Source data
----

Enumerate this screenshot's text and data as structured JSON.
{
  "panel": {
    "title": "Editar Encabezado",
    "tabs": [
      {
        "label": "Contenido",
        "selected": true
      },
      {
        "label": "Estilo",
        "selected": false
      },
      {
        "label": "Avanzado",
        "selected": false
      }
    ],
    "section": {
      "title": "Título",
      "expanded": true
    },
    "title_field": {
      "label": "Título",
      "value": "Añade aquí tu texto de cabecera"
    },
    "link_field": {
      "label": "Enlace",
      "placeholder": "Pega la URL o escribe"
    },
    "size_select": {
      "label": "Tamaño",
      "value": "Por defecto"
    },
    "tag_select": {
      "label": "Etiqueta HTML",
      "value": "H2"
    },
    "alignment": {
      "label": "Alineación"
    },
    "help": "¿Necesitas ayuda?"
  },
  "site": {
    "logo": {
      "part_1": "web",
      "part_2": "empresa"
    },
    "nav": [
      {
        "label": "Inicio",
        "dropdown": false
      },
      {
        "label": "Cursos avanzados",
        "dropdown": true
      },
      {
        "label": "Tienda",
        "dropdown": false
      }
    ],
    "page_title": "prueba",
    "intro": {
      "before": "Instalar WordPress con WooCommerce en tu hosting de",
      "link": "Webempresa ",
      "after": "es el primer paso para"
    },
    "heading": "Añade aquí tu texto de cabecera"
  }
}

----

(Task): Return nothing except the number of lines that include the string "cabecera".

(Solution to the exercise): 2